- EXTRACTED DATA
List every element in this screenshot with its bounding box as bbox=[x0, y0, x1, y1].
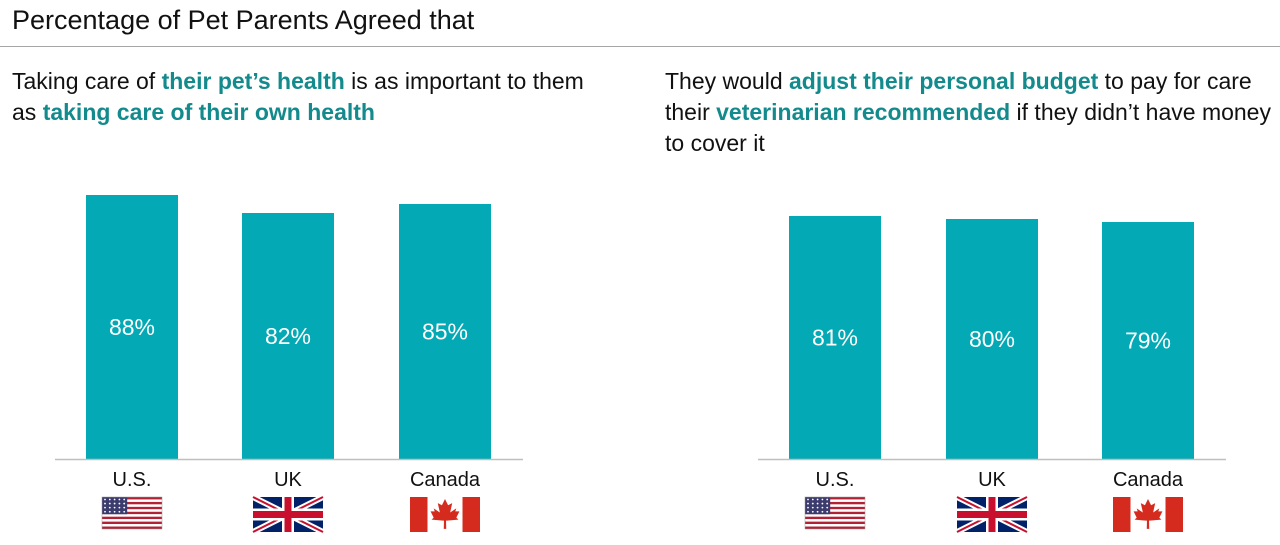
us-flag-icon bbox=[804, 496, 866, 530]
subtitle-text: Taking care of bbox=[12, 68, 162, 94]
subtitle-highlight: veterinarian recommended bbox=[716, 99, 1011, 125]
data-label: 85% bbox=[422, 319, 468, 345]
category-label: UK bbox=[978, 469, 1006, 491]
category-label: Canada bbox=[1113, 469, 1184, 491]
data-label: 81% bbox=[812, 325, 858, 351]
chart-2: 81% U.S. 80% UK 79% Canada bbox=[758, 216, 1226, 535]
category-label: UK bbox=[274, 469, 302, 491]
data-label: 80% bbox=[969, 326, 1015, 352]
data-label: 82% bbox=[265, 323, 311, 349]
subtitle-text: They would bbox=[665, 68, 790, 94]
category-label: U.S. bbox=[816, 469, 855, 491]
uk-flag-icon bbox=[251, 494, 325, 535]
data-label: 88% bbox=[109, 314, 155, 340]
subtitle-highlight: adjust their personal budget bbox=[789, 68, 1099, 94]
category-label: U.S. bbox=[113, 469, 152, 491]
chart-1: 88% U.S. 82% UK 85% Canada bbox=[55, 195, 523, 535]
subtitle-text: if they didn’t have money to cover it bbox=[665, 99, 1271, 156]
canada-flag-icon bbox=[1113, 497, 1183, 532]
page-title: Percentage of Pet Parents Agreed that bbox=[12, 5, 475, 35]
bar-us bbox=[86, 195, 178, 459]
canada-flag-icon bbox=[410, 497, 480, 532]
subtitle-text: is as important to them as bbox=[12, 68, 584, 125]
us-flag-icon bbox=[101, 496, 163, 530]
subtitle-highlight: taking care of their own health bbox=[42, 99, 375, 125]
title-divider bbox=[0, 46, 1280, 47]
subtitle-text: to pay for care their bbox=[665, 68, 1252, 125]
category-label: Canada bbox=[410, 469, 481, 491]
chart-2-subtitle: They would adjust their personal budget … bbox=[665, 66, 1275, 159]
subtitle-highlight: their pet’s health bbox=[161, 68, 345, 94]
bar-uk bbox=[946, 219, 1038, 459]
chart-1-subtitle: Taking care of their pet’s health is as … bbox=[12, 66, 612, 128]
uk-flag-icon bbox=[955, 494, 1029, 535]
data-label: 79% bbox=[1125, 328, 1171, 354]
bar-canada bbox=[1102, 222, 1194, 459]
bar-uk bbox=[242, 213, 334, 459]
bar-us bbox=[789, 216, 881, 459]
bar-canada bbox=[399, 204, 491, 459]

- WHAT YOU HAVE TO DO
Reproduce the records with every occurrence of "data-label" swapped for "value-label" and nothing else changed. Omit the pictures from the reproduction.

- RIGHT ANSWER
List every element in this screenshot with its bounding box as bbox=[x0, y0, x1, y1].
us-flag-icon bbox=[804, 496, 866, 530]
subtitle-text: Taking care of bbox=[12, 68, 162, 94]
subtitle-highlight: veterinarian recommended bbox=[716, 99, 1011, 125]
value-label: 85% bbox=[422, 319, 468, 345]
category-label: UK bbox=[978, 469, 1006, 491]
category-label: Canada bbox=[1113, 469, 1184, 491]
value-label: 81% bbox=[812, 325, 858, 351]
chart-2: 81% U.S. 80% UK 79% Canada bbox=[758, 216, 1226, 535]
category-label: UK bbox=[274, 469, 302, 491]
value-label: 80% bbox=[969, 326, 1015, 352]
value-label: 82% bbox=[265, 323, 311, 349]
subtitle-text: They would bbox=[665, 68, 790, 94]
category-label: U.S. bbox=[816, 469, 855, 491]
uk-flag-icon bbox=[251, 494, 325, 535]
value-label: 88% bbox=[109, 314, 155, 340]
subtitle-highlight: adjust their personal budget bbox=[789, 68, 1099, 94]
category-label: U.S. bbox=[113, 469, 152, 491]
chart-1: 88% U.S. 82% UK 85% Canada bbox=[55, 195, 523, 535]
subtitle-text: if they didn’t have money to cover it bbox=[665, 99, 1271, 156]
canada-flag-icon bbox=[1113, 497, 1183, 532]
page-title: Percentage of Pet Parents Agreed that bbox=[12, 5, 475, 35]
bar-us bbox=[86, 195, 178, 459]
canada-flag-icon bbox=[410, 497, 480, 532]
subtitle-text: is as important to them as bbox=[12, 68, 584, 125]
us-flag-icon bbox=[101, 496, 163, 530]
subtitle-highlight: taking care of their own health bbox=[42, 99, 375, 125]
title-divider bbox=[0, 46, 1280, 47]
subtitle-text: to pay for care their bbox=[665, 68, 1252, 125]
category-label: Canada bbox=[410, 469, 481, 491]
chart-2-subtitle: They would adjust their personal budget … bbox=[665, 66, 1275, 159]
subtitle-highlight: their pet’s health bbox=[161, 68, 345, 94]
bar-uk bbox=[946, 219, 1038, 459]
chart-1-subtitle: Taking care of their pet’s health is as … bbox=[12, 66, 612, 128]
uk-flag-icon bbox=[955, 494, 1029, 535]
value-label: 79% bbox=[1125, 328, 1171, 354]
bar-canada bbox=[1102, 222, 1194, 459]
bar-uk bbox=[242, 213, 334, 459]
bar-us bbox=[789, 216, 881, 459]
bar-canada bbox=[399, 204, 491, 459]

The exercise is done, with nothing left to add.